Each line containing the word "administrative" should be found and copied.
## Begin Recorded data
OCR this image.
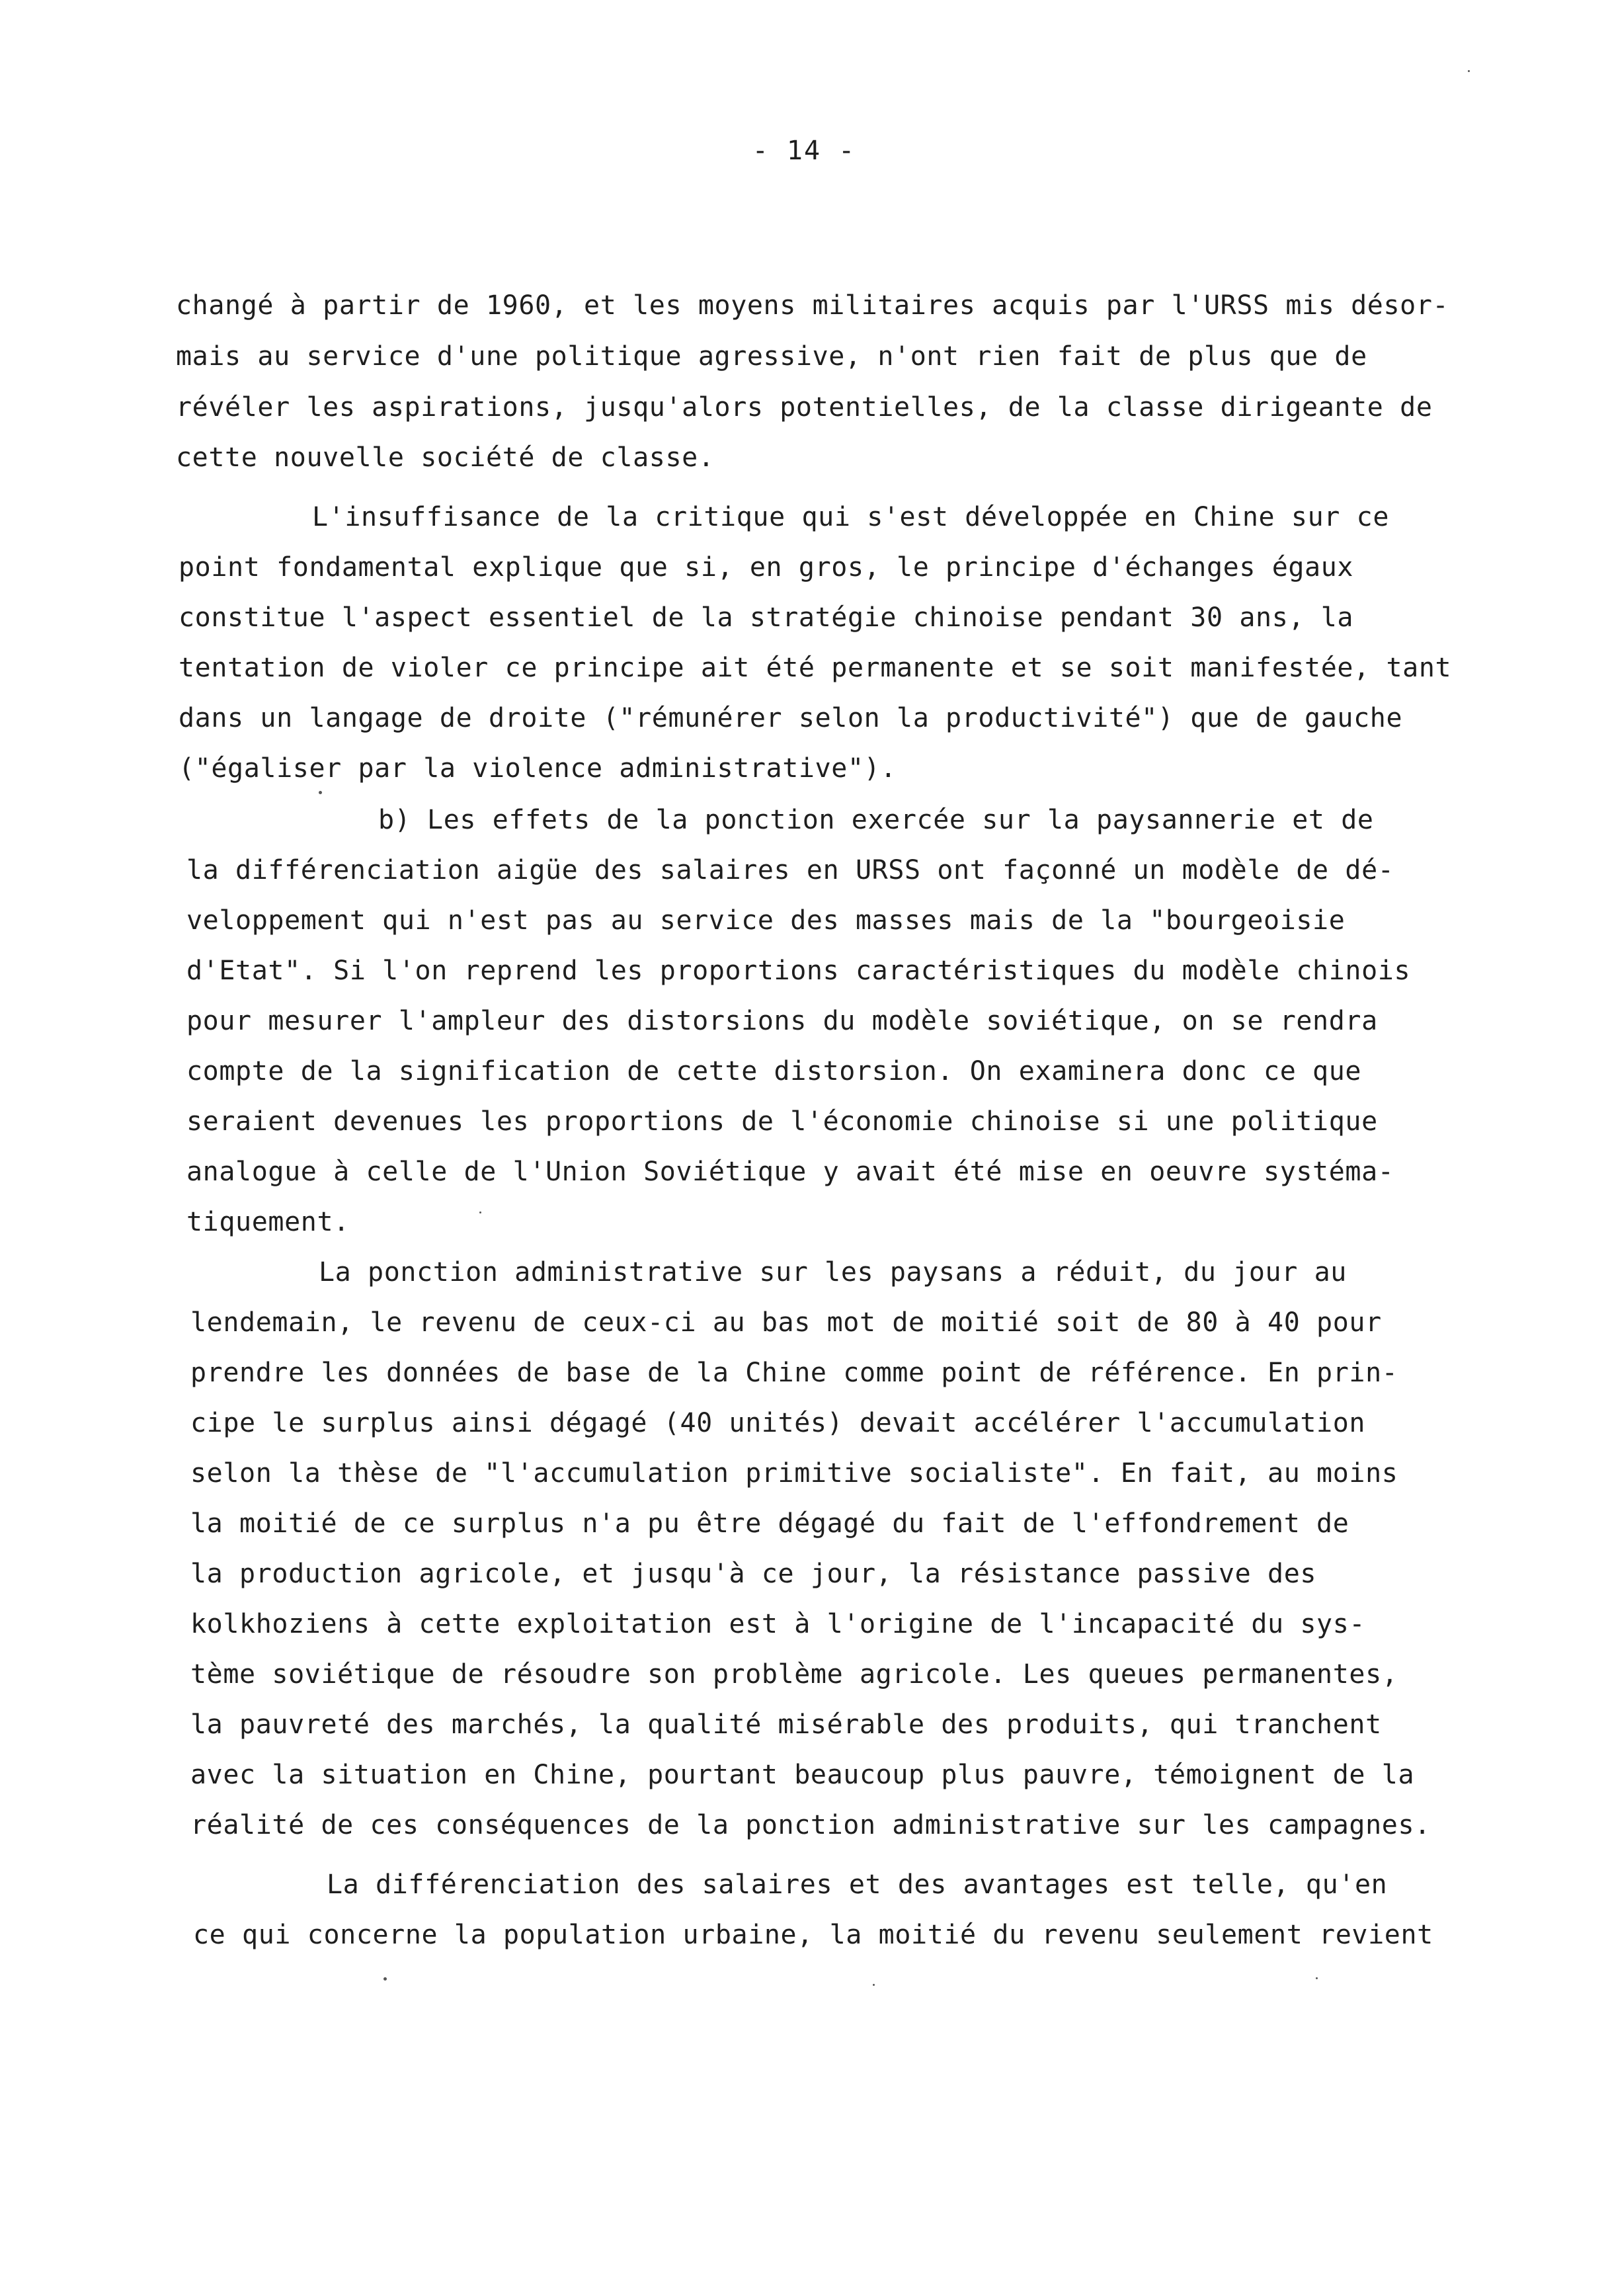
- 14 -
changé à partir de 1960, et les moyens militaires acquis par l'URSS mis désor-
mais au service d'une politique agressive, n'ont rien fait de plus que de
révéler les aspirations, jusqu'alors potentielles, de la classe dirigeante de
cette nouvelle société de classe.
L'insuffisance de la critique qui s'est développée en Chine sur ce
point fondamental explique que si, en gros, le principe d'échanges égaux
constitue l'aspect essentiel de la stratégie chinoise pendant 30 ans, la
tentation de violer ce principe ait été permanente et se soit manifestée, tant
dans un langage de droite ("rémunérer selon la productivité") que de gauche
("égaliser par la violence administrative").
b) Les effets de la ponction exercée sur la paysannerie et de
la différenciation aigüe des salaires en URSS ont façonné un modèle de dé-
veloppement qui n'est pas au service des masses mais de la "bourgeoisie
d'Etat". Si l'on reprend les proportions caractéristiques du modèle chinois
pour mesurer l'ampleur des distorsions du modèle soviétique, on se rendra
compte de la signification de cette distorsion. On examinera donc ce que
seraient devenues les proportions de l'économie chinoise si une politique
analogue à celle de l'Union Soviétique y avait été mise en oeuvre systéma-
tiquement.
La ponction administrative sur les paysans a réduit, du jour au
lendemain, le revenu de ceux-ci au bas mot de moitié soit de 80 à 40 pour
prendre les données de base de la Chine comme point de référence. En prin-
cipe le surplus ainsi dégagé (40 unités) devait accélérer l'accumulation
selon la thèse de "l'accumulation primitive socialiste". En fait, au moins
la moitié de ce surplus n'a pu être dégagé du fait de l'effondrement de
la production agricole, et jusqu'à ce jour, la résistance passive des
kolkhoziens à cette exploitation est à l'origine de l'incapacité du sys-
tème soviétique de résoudre son problème agricole. Les queues permanentes,
la pauvreté des marchés, la qualité misérable des produits, qui tranchent
avec la situation en Chine, pourtant beaucoup plus pauvre, témoignent de la
réalité de ces conséquences de la ponction administrative sur les campagnes.
La différenciation des salaires et des avantages est telle, qu'en
ce qui concerne la population urbaine, la moitié du revenu seulement revient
## End Recorded data
Task answer:
("égaliser par la violence administrative").
La ponction administrative sur les paysans a réduit, du jour au
réalité de ces conséquences de la ponction administrative sur les campagnes.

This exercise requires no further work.